● **EXERCISE INPUT**
▬▬▬▬▬▬▬▬▬▬
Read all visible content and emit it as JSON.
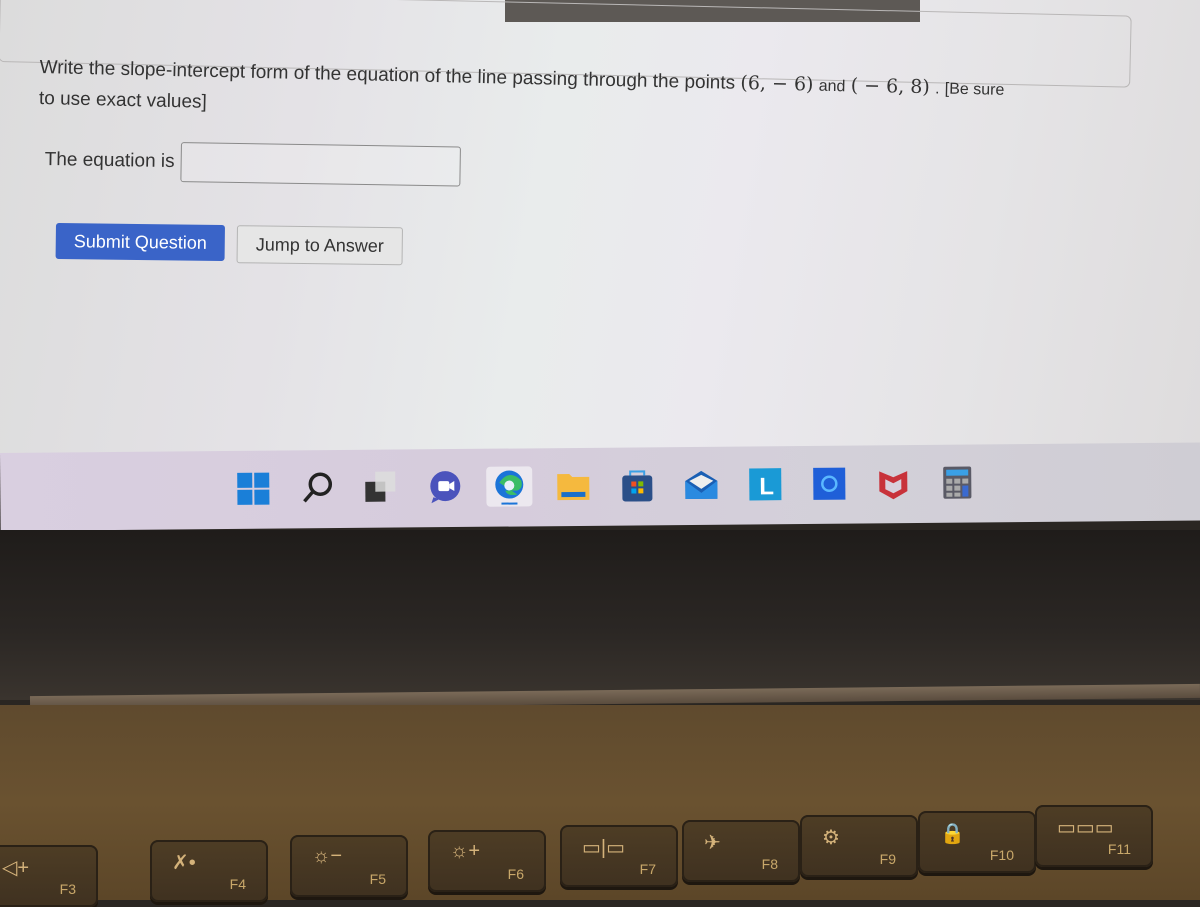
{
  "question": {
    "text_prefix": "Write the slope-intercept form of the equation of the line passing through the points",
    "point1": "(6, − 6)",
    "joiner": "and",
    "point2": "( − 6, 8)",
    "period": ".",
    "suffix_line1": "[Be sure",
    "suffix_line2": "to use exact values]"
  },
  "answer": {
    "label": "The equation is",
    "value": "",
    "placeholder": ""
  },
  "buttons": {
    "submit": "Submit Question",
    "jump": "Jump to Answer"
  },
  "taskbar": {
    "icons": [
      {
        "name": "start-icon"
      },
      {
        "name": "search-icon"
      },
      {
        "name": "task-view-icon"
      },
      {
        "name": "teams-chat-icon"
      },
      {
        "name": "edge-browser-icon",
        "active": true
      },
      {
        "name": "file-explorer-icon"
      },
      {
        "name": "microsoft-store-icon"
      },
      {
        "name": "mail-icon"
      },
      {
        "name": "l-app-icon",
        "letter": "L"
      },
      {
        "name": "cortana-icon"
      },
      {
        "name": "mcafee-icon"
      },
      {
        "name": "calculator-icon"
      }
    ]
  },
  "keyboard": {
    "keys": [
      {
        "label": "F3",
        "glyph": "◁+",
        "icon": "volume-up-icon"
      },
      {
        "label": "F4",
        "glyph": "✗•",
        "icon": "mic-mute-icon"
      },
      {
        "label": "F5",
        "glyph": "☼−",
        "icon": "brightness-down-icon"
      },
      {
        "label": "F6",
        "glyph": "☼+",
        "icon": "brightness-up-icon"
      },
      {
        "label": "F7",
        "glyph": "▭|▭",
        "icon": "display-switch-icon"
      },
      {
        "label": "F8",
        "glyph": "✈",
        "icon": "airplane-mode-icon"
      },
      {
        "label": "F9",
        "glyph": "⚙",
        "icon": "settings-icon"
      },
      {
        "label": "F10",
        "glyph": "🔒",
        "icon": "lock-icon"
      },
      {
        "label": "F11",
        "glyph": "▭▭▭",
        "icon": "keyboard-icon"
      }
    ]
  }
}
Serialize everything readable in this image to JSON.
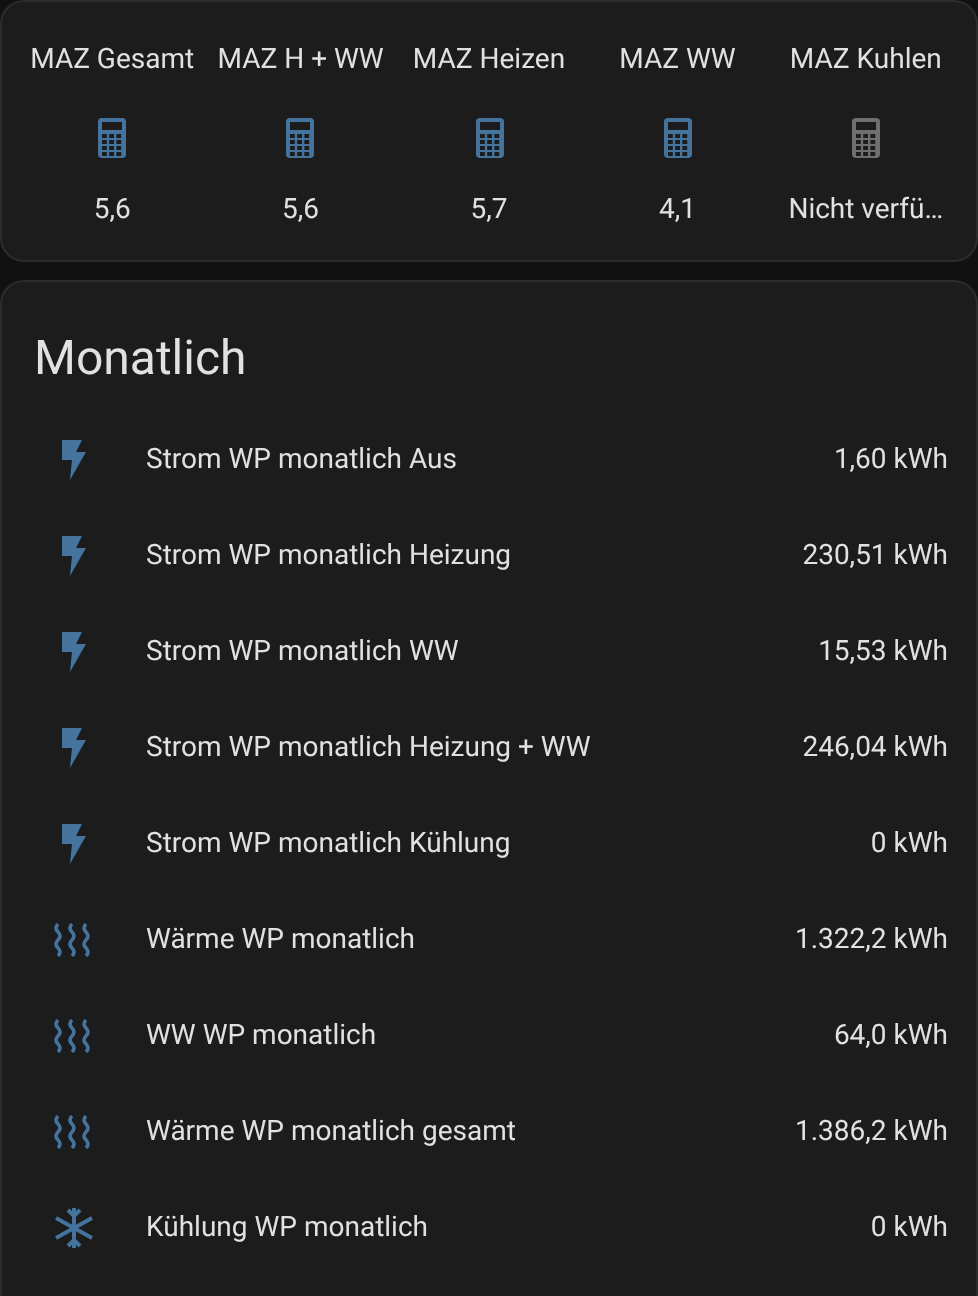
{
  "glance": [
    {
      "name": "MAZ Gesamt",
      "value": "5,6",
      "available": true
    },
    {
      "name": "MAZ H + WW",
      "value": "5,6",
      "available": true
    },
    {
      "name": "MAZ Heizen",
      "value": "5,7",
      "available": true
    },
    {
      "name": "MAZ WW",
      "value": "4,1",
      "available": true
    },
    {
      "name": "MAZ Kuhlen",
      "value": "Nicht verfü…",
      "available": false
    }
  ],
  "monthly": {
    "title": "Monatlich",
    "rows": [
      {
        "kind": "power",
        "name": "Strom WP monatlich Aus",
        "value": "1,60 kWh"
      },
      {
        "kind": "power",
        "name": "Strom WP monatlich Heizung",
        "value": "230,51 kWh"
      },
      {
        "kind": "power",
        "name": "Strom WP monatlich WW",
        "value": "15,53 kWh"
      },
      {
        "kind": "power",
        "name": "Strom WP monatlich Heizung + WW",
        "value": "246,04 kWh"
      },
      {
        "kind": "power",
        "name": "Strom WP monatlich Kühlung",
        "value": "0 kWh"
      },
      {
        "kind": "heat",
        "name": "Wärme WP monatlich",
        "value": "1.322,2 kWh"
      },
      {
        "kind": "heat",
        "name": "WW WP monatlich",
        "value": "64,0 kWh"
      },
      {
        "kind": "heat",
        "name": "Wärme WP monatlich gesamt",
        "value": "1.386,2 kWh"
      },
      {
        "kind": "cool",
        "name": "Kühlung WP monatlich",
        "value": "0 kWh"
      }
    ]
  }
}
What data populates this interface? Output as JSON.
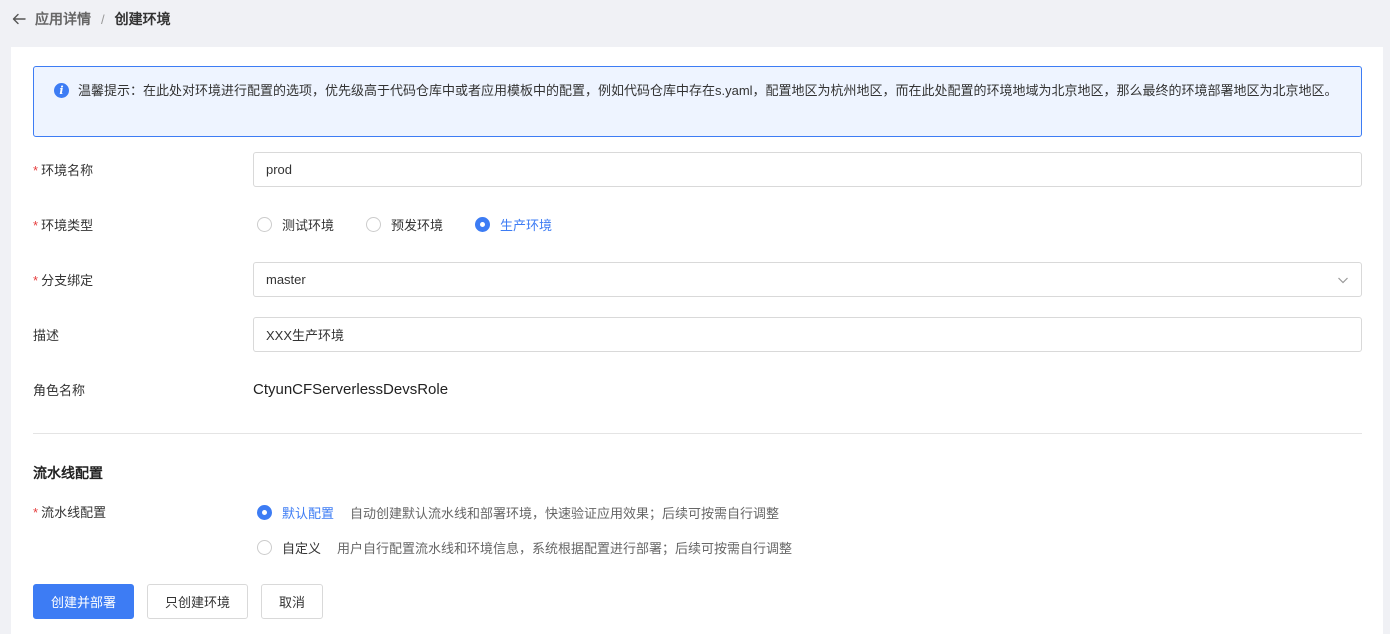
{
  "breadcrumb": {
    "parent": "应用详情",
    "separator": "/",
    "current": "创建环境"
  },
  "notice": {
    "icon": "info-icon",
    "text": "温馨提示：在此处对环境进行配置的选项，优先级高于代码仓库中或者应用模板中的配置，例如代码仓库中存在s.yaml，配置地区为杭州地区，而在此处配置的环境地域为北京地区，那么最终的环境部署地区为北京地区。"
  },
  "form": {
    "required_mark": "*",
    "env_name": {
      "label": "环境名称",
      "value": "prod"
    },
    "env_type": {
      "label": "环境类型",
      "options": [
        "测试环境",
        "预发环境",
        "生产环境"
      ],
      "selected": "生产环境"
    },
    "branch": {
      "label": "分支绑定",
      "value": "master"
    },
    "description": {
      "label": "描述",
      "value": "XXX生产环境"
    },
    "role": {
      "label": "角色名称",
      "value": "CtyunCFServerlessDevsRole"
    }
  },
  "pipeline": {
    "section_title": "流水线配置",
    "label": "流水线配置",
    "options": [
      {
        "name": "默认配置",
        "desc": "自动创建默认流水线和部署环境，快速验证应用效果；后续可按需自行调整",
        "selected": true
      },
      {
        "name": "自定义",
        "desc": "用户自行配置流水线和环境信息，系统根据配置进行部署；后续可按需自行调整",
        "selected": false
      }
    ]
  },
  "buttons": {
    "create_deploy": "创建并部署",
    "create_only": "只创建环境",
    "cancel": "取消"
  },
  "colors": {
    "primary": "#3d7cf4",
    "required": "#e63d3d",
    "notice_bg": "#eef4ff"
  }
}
▬▬▬▬▬▬▬▬▬▬
The records above need to be given again exactly. Omit the pictures.

● **WORKED ANSWER**
Read all visible content and emit it as JSON.
{
  "question": {
    "text_prefix": "Write the slope-intercept form of the equation of the line passing through the points",
    "point1": "(6, − 6)",
    "joiner": "and",
    "point2": "( − 6, 8)",
    "period": ".",
    "suffix_line1": "[Be sure",
    "suffix_line2": "to use exact values]"
  },
  "answer": {
    "label": "The equation is",
    "value": "",
    "placeholder": ""
  },
  "buttons": {
    "submit": "Submit Question",
    "jump": "Jump to Answer"
  },
  "taskbar": {
    "icons": [
      {
        "name": "start-icon"
      },
      {
        "name": "search-icon"
      },
      {
        "name": "task-view-icon"
      },
      {
        "name": "teams-chat-icon"
      },
      {
        "name": "edge-browser-icon",
        "active": true
      },
      {
        "name": "file-explorer-icon"
      },
      {
        "name": "microsoft-store-icon"
      },
      {
        "name": "mail-icon"
      },
      {
        "name": "l-app-icon",
        "letter": "L"
      },
      {
        "name": "cortana-icon"
      },
      {
        "name": "mcafee-icon"
      },
      {
        "name": "calculator-icon"
      }
    ]
  },
  "keyboard": {
    "keys": [
      {
        "label": "F3",
        "glyph": "◁+",
        "icon": "volume-up-icon"
      },
      {
        "label": "F4",
        "glyph": "✗•",
        "icon": "mic-mute-icon"
      },
      {
        "label": "F5",
        "glyph": "☼−",
        "icon": "brightness-down-icon"
      },
      {
        "label": "F6",
        "glyph": "☼+",
        "icon": "brightness-up-icon"
      },
      {
        "label": "F7",
        "glyph": "▭|▭",
        "icon": "display-switch-icon"
      },
      {
        "label": "F8",
        "glyph": "✈",
        "icon": "airplane-mode-icon"
      },
      {
        "label": "F9",
        "glyph": "⚙",
        "icon": "settings-icon"
      },
      {
        "label": "F10",
        "glyph": "🔒",
        "icon": "lock-icon"
      },
      {
        "label": "F11",
        "glyph": "▭▭▭",
        "icon": "keyboard-icon"
      }
    ]
  }
}
Serialize everything readable in this image to JSON.
{
  "glance": [
    {
      "name": "MAZ Gesamt",
      "value": "5,6",
      "available": true
    },
    {
      "name": "MAZ H + WW",
      "value": "5,6",
      "available": true
    },
    {
      "name": "MAZ Heizen",
      "value": "5,7",
      "available": true
    },
    {
      "name": "MAZ WW",
      "value": "4,1",
      "available": true
    },
    {
      "name": "MAZ Kuhlen",
      "value": "Nicht verfü…",
      "available": false
    }
  ],
  "monthly": {
    "title": "Monatlich",
    "rows": [
      {
        "kind": "power",
        "name": "Strom WP monatlich Aus",
        "value": "1,60 kWh"
      },
      {
        "kind": "power",
        "name": "Strom WP monatlich Heizung",
        "value": "230,51 kWh"
      },
      {
        "kind": "power",
        "name": "Strom WP monatlich WW",
        "value": "15,53 kWh"
      },
      {
        "kind": "power",
        "name": "Strom WP monatlich Heizung + WW",
        "value": "246,04 kWh"
      },
      {
        "kind": "power",
        "name": "Strom WP monatlich Kühlung",
        "value": "0 kWh"
      },
      {
        "kind": "heat",
        "name": "Wärme WP monatlich",
        "value": "1.322,2 kWh"
      },
      {
        "kind": "heat",
        "name": "WW WP monatlich",
        "value": "64,0 kWh"
      },
      {
        "kind": "heat",
        "name": "Wärme WP monatlich gesamt",
        "value": "1.386,2 kWh"
      },
      {
        "kind": "cool",
        "name": "Kühlung WP monatlich",
        "value": "0 kWh"
      }
    ]
  }
}
What data populates this interface? Output as JSON.
{
  "breadcrumb": {
    "parent": "应用详情",
    "separator": "/",
    "current": "创建环境"
  },
  "notice": {
    "icon": "info-icon",
    "text": "温馨提示：在此处对环境进行配置的选项，优先级高于代码仓库中或者应用模板中的配置，例如代码仓库中存在s.yaml，配置地区为杭州地区，而在此处配置的环境地域为北京地区，那么最终的环境部署地区为北京地区。"
  },
  "form": {
    "required_mark": "*",
    "env_name": {
      "label": "环境名称",
      "value": "prod"
    },
    "env_type": {
      "label": "环境类型",
      "options": [
        "测试环境",
        "预发环境",
        "生产环境"
      ],
      "selected": "生产环境"
    },
    "branch": {
      "label": "分支绑定",
      "value": "master"
    },
    "description": {
      "label": "描述",
      "value": "XXX生产环境"
    },
    "role": {
      "label": "角色名称",
      "value": "CtyunCFServerlessDevsRole"
    }
  },
  "pipeline": {
    "section_title": "流水线配置",
    "label": "流水线配置",
    "options": [
      {
        "name": "默认配置",
        "desc": "自动创建默认流水线和部署环境，快速验证应用效果；后续可按需自行调整",
        "selected": true
      },
      {
        "name": "自定义",
        "desc": "用户自行配置流水线和环境信息，系统根据配置进行部署；后续可按需自行调整",
        "selected": false
      }
    ]
  },
  "buttons": {
    "create_deploy": "创建并部署",
    "create_only": "只创建环境",
    "cancel": "取消"
  },
  "colors": {
    "primary": "#3d7cf4",
    "required": "#e63d3d",
    "notice_bg": "#eef4ff"
  }
}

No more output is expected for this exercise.